→ Problem to solve: All of the records below should be output exactly.

+ + + + +

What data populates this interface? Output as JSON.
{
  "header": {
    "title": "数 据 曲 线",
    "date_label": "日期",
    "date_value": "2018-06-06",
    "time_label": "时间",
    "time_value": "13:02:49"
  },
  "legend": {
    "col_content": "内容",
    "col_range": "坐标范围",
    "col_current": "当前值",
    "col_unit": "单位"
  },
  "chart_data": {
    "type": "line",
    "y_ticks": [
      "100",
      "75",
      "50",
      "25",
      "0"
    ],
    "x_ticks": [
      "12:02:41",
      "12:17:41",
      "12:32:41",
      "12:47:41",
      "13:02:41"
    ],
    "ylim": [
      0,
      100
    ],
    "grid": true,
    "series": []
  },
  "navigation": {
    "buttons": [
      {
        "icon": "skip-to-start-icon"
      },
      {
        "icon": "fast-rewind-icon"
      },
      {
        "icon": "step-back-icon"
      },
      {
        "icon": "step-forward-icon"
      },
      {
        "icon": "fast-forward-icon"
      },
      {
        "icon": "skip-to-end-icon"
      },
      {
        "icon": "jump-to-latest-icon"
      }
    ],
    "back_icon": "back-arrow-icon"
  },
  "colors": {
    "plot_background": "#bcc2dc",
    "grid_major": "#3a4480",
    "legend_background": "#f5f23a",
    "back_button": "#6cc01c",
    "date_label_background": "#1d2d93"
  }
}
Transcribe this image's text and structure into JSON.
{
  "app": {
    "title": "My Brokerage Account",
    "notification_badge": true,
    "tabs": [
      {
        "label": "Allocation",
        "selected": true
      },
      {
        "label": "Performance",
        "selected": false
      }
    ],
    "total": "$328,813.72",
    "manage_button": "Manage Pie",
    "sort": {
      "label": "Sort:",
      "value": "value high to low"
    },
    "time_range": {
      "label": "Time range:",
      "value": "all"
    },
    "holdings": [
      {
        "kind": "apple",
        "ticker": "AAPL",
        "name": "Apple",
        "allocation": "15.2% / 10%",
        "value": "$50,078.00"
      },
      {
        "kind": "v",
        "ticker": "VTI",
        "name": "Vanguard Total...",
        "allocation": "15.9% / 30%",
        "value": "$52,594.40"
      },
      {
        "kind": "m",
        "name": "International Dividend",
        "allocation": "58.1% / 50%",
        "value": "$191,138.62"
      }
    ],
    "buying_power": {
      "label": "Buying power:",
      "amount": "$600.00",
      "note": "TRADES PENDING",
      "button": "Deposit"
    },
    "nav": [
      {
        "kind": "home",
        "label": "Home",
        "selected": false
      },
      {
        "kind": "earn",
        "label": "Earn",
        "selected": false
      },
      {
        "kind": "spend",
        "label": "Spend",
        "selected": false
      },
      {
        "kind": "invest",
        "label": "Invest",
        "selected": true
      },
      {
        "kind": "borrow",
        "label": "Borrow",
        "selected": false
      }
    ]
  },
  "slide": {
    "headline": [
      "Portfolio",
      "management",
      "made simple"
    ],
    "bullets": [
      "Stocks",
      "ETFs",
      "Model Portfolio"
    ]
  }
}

+ + + + +

→ Full output:
What data populates this interface? Output as JSON.
{
  "header": {
    "title": "数 据 曲 线",
    "date_label": "日期",
    "date_value": "2018-06-06",
    "time_label": "时间",
    "time_value": "13:02:49"
  },
  "legend": {
    "col_content": "内容",
    "col_range": "坐标范围",
    "col_current": "当前值",
    "col_unit": "单位"
  },
  "chart_data": {
    "type": "line",
    "y_ticks": [
      "100",
      "75",
      "50",
      "25",
      "0"
    ],
    "x_ticks": [
      "12:02:41",
      "12:17:41",
      "12:32:41",
      "12:47:41",
      "13:02:41"
    ],
    "ylim": [
      0,
      100
    ],
    "grid": true,
    "series": []
  },
  "navigation": {
    "buttons": [
      {
        "icon": "skip-to-start-icon"
      },
      {
        "icon": "fast-rewind-icon"
      },
      {
        "icon": "step-back-icon"
      },
      {
        "icon": "step-forward-icon"
      },
      {
        "icon": "fast-forward-icon"
      },
      {
        "icon": "skip-to-end-icon"
      },
      {
        "icon": "jump-to-latest-icon"
      }
    ],
    "back_icon": "back-arrow-icon"
  },
  "colors": {
    "plot_background": "#bcc2dc",
    "grid_major": "#3a4480",
    "legend_background": "#f5f23a",
    "back_button": "#6cc01c",
    "date_label_background": "#1d2d93"
  }
}
Transcribe this image's text and structure into JSON.
{
  "app": {
    "title": "My Brokerage Account",
    "notification_badge": true,
    "tabs": [
      {
        "label": "Allocation",
        "selected": true
      },
      {
        "label": "Performance",
        "selected": false
      }
    ],
    "total": "$328,813.72",
    "manage_button": "Manage Pie",
    "sort": {
      "label": "Sort:",
      "value": "value high to low"
    },
    "time_range": {
      "label": "Time range:",
      "value": "all"
    },
    "holdings": [
      {
        "kind": "apple",
        "ticker": "AAPL",
        "name": "Apple",
        "allocation": "15.2% / 10%",
        "value": "$50,078.00"
      },
      {
        "kind": "v",
        "ticker": "VTI",
        "name": "Vanguard Total...",
        "allocation": "15.9% / 30%",
        "value": "$52,594.40"
      },
      {
        "kind": "m",
        "name": "International Dividend",
        "allocation": "58.1% / 50%",
        "value": "$191,138.62"
      }
    ],
    "buying_power": {
      "label": "Buying power:",
      "amount": "$600.00",
      "note": "TRADES PENDING",
      "button": "Deposit"
    },
    "nav": [
      {
        "kind": "home",
        "label": "Home",
        "selected": false
      },
      {
        "kind": "earn",
        "label": "Earn",
        "selected": false
      },
      {
        "kind": "spend",
        "label": "Spend",
        "selected": false
      },
      {
        "kind": "invest",
        "label": "Invest",
        "selected": true
      },
      {
        "kind": "borrow",
        "label": "Borrow",
        "selected": false
      }
    ]
  },
  "slide": {
    "headline": [
      "Portfolio",
      "management",
      "made simple"
    ],
    "bullets": [
      "Stocks",
      "ETFs",
      "Model Portfolio"
    ]
  }
}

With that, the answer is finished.